PROVIDED DATA —
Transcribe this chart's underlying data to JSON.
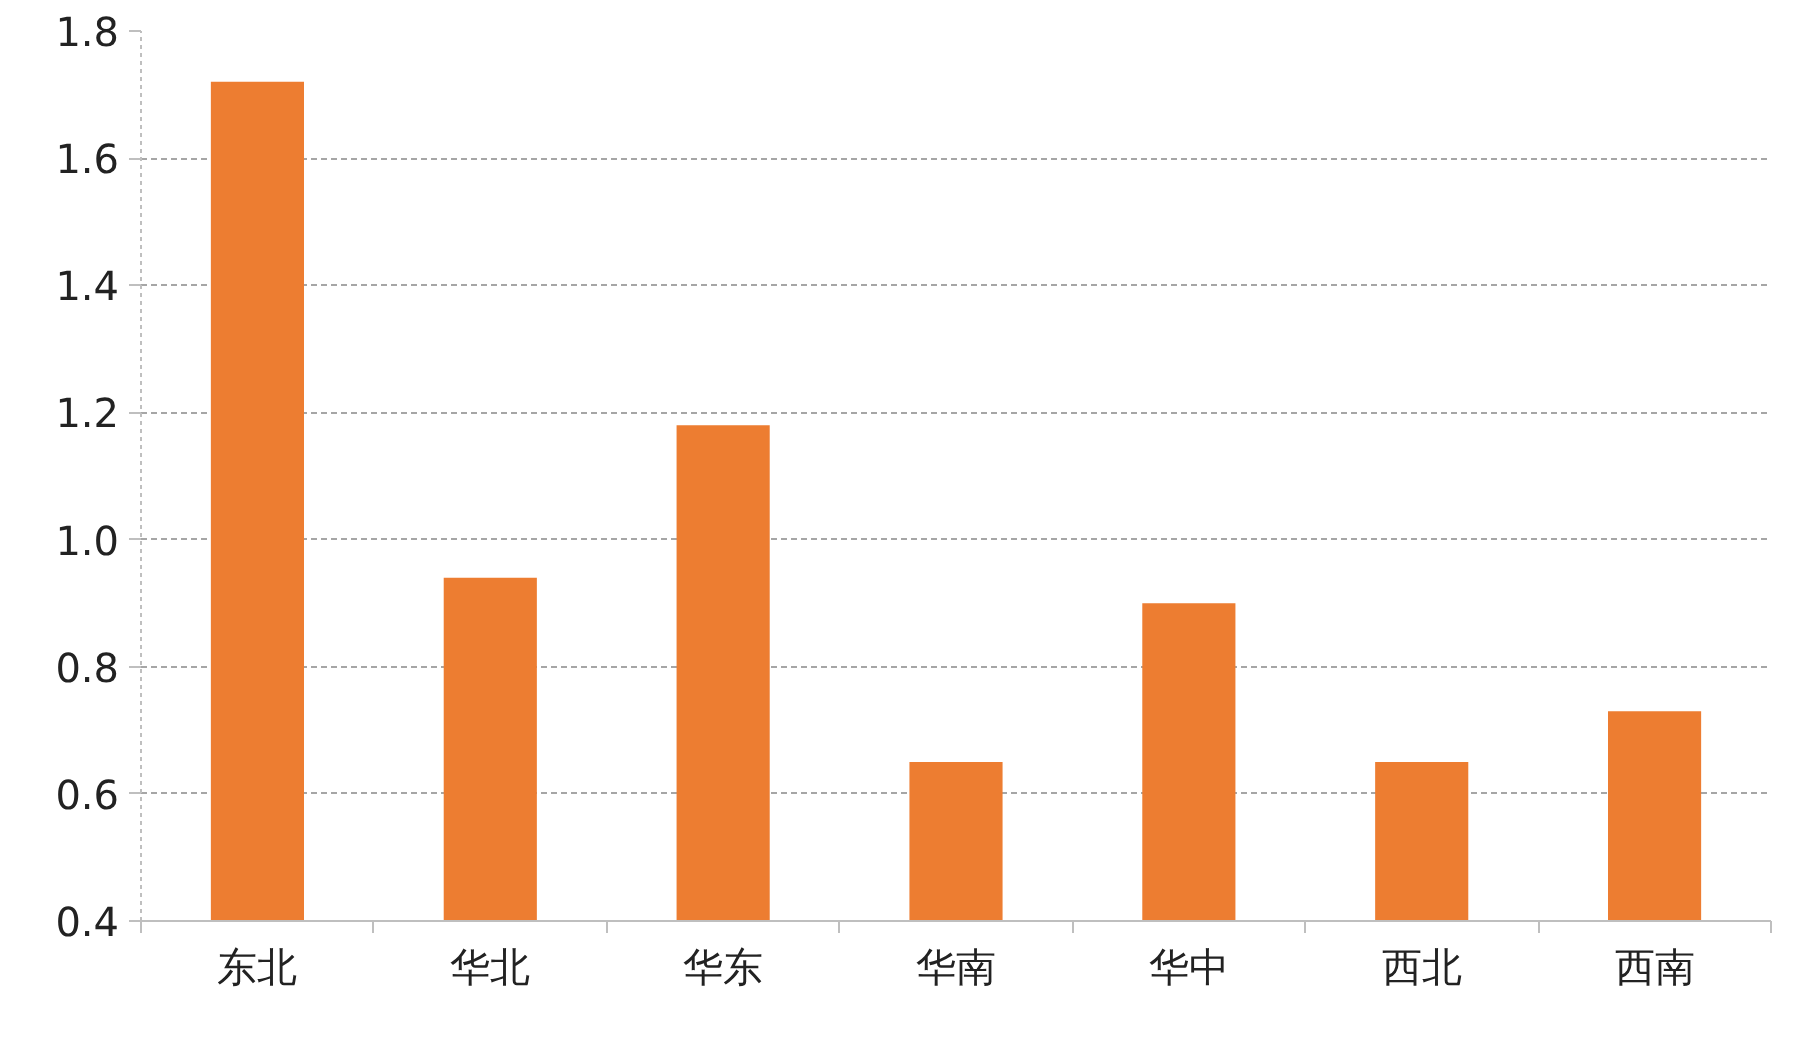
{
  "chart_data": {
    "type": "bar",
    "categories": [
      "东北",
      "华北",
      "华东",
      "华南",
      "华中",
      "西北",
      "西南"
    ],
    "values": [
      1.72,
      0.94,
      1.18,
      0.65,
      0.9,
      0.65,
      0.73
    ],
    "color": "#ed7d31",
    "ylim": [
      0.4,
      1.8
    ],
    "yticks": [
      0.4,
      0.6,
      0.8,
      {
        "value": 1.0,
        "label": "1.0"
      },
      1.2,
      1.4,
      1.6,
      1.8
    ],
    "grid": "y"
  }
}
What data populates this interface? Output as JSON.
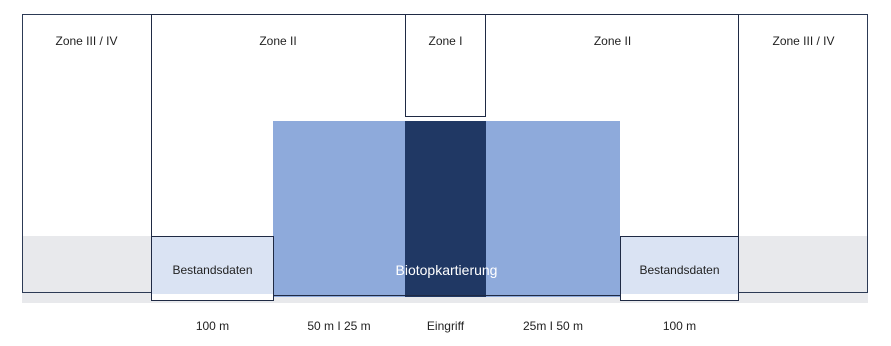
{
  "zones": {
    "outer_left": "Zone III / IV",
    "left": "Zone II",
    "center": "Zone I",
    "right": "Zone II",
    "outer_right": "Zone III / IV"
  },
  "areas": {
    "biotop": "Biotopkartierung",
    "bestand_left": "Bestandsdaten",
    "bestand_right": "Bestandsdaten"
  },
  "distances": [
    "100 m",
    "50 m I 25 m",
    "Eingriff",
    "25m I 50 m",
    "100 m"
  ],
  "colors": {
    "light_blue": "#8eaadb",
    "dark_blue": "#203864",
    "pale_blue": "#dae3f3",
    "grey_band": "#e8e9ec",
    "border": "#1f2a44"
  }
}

STATED EXERCISE —
Transcribe the listing in full. Omit the pictures and keep every line exact.

SOLUTION FOR THIS PROBLEM —
Transcribe this chart's underlying data to JSON.
{
  "chart_data": {
    "type": "bar",
    "categories": [
      "东北",
      "华北",
      "华东",
      "华南",
      "华中",
      "西北",
      "西南"
    ],
    "values": [
      1.72,
      0.94,
      1.18,
      0.65,
      0.9,
      0.65,
      0.73
    ],
    "color": "#ed7d31",
    "ylim": [
      0.4,
      1.8
    ],
    "yticks": [
      0.4,
      0.6,
      0.8,
      {
        "value": 1.0,
        "label": "1.0"
      },
      1.2,
      1.4,
      1.6,
      1.8
    ],
    "grid": "y"
  }
}
What data populates this interface? Output as JSON.
{
  "zones": {
    "outer_left": "Zone III / IV",
    "left": "Zone II",
    "center": "Zone I",
    "right": "Zone II",
    "outer_right": "Zone III / IV"
  },
  "areas": {
    "biotop": "Biotopkartierung",
    "bestand_left": "Bestandsdaten",
    "bestand_right": "Bestandsdaten"
  },
  "distances": [
    "100 m",
    "50 m I 25 m",
    "Eingriff",
    "25m I 50 m",
    "100 m"
  ],
  "colors": {
    "light_blue": "#8eaadb",
    "dark_blue": "#203864",
    "pale_blue": "#dae3f3",
    "grey_band": "#e8e9ec",
    "border": "#1f2a44"
  }
}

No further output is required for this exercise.